[Dataset excerpts]
## BEGIN

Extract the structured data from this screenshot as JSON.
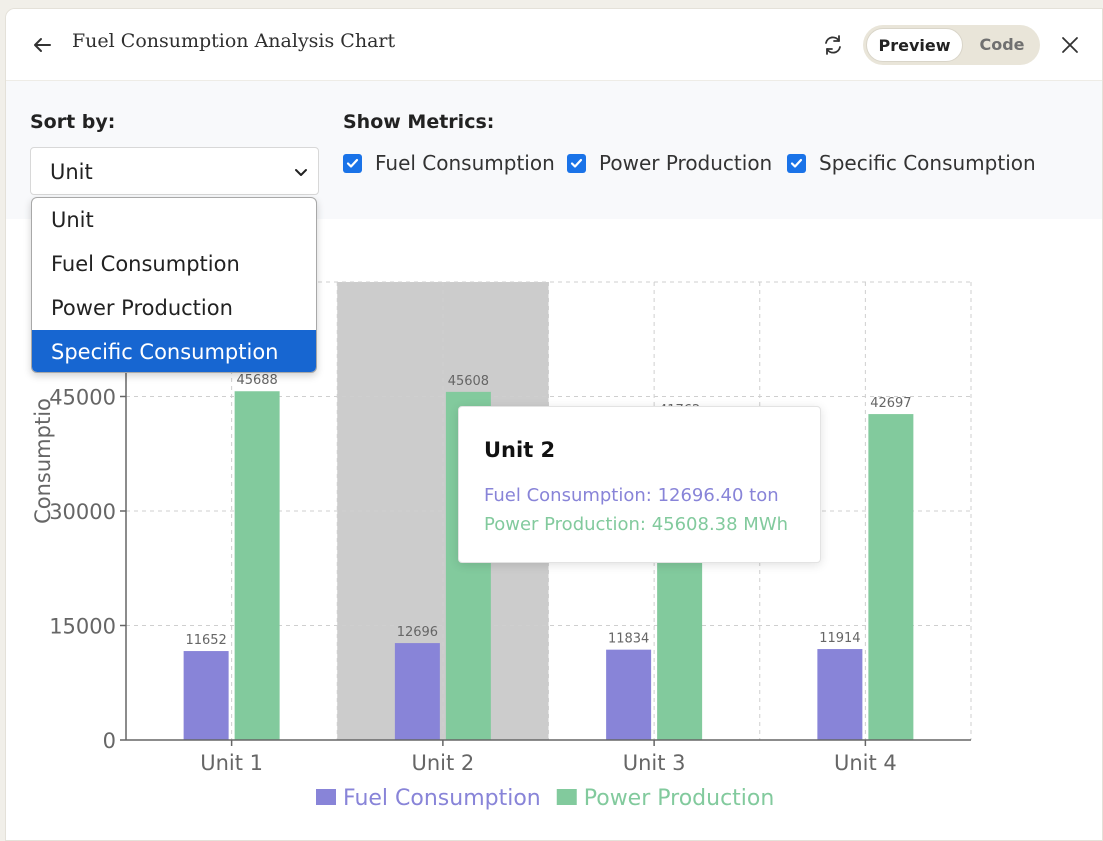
{
  "header": {
    "title": "Fuel Consumption Analysis Chart",
    "toggle": {
      "preview": "Preview",
      "code": "Code"
    }
  },
  "controls": {
    "sort_label": "Sort by:",
    "sort_value": "Unit",
    "sort_options": [
      "Unit",
      "Fuel Consumption",
      "Power Production",
      "Specific Consumption"
    ],
    "highlighted_option": "Specific Consumption",
    "metrics_label": "Show Metrics:",
    "metrics": [
      {
        "label": "Fuel Consumption",
        "checked": true
      },
      {
        "label": "Power Production",
        "checked": true
      },
      {
        "label": "Specific Consumption",
        "checked": true
      }
    ]
  },
  "tooltip": {
    "title": "Unit 2",
    "fuel_line": "Fuel Consumption: 12696.40 ton",
    "power_line": "Power Production: 45608.38 MWh"
  },
  "chart_data": {
    "type": "bar",
    "categories": [
      "Unit 1",
      "Unit 2",
      "Unit 3",
      "Unit 4"
    ],
    "series": [
      {
        "name": "Fuel Consumption",
        "color": "#8884d8",
        "values": [
          11652,
          12696,
          11834,
          11914
        ]
      },
      {
        "name": "Power Production",
        "color": "#82ca9d",
        "values": [
          45688,
          45608,
          41762,
          42697
        ]
      }
    ],
    "y_ticks": [
      0,
      15000,
      30000,
      45000
    ],
    "ylim": [
      0,
      60000
    ],
    "ylabel": "Consumptio",
    "grid": true,
    "highlighted_category": "Unit 2",
    "legend_position": "bottom"
  }
}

## END

Skipping the pictures, transcribe each line above exactly as it appears.

Extract the structured data from this screenshot as JSON.
{
  "header": {
    "title": "Fuel Consumption Analysis Chart",
    "toggle": {
      "preview": "Preview",
      "code": "Code"
    }
  },
  "controls": {
    "sort_label": "Sort by:",
    "sort_value": "Unit",
    "sort_options": [
      "Unit",
      "Fuel Consumption",
      "Power Production",
      "Specific Consumption"
    ],
    "highlighted_option": "Specific Consumption",
    "metrics_label": "Show Metrics:",
    "metrics": [
      {
        "label": "Fuel Consumption",
        "checked": true
      },
      {
        "label": "Power Production",
        "checked": true
      },
      {
        "label": "Specific Consumption",
        "checked": true
      }
    ]
  },
  "tooltip": {
    "title": "Unit 2",
    "fuel_line": "Fuel Consumption: 12696.40 ton",
    "power_line": "Power Production: 45608.38 MWh"
  },
  "chart_data": {
    "type": "bar",
    "categories": [
      "Unit 1",
      "Unit 2",
      "Unit 3",
      "Unit 4"
    ],
    "series": [
      {
        "name": "Fuel Consumption",
        "color": "#8884d8",
        "values": [
          11652,
          12696,
          11834,
          11914
        ]
      },
      {
        "name": "Power Production",
        "color": "#82ca9d",
        "values": [
          45688,
          45608,
          41762,
          42697
        ]
      }
    ],
    "y_ticks": [
      0,
      15000,
      30000,
      45000
    ],
    "ylim": [
      0,
      60000
    ],
    "ylabel": "Consumptio",
    "grid": true,
    "highlighted_category": "Unit 2",
    "legend_position": "bottom"
  }
}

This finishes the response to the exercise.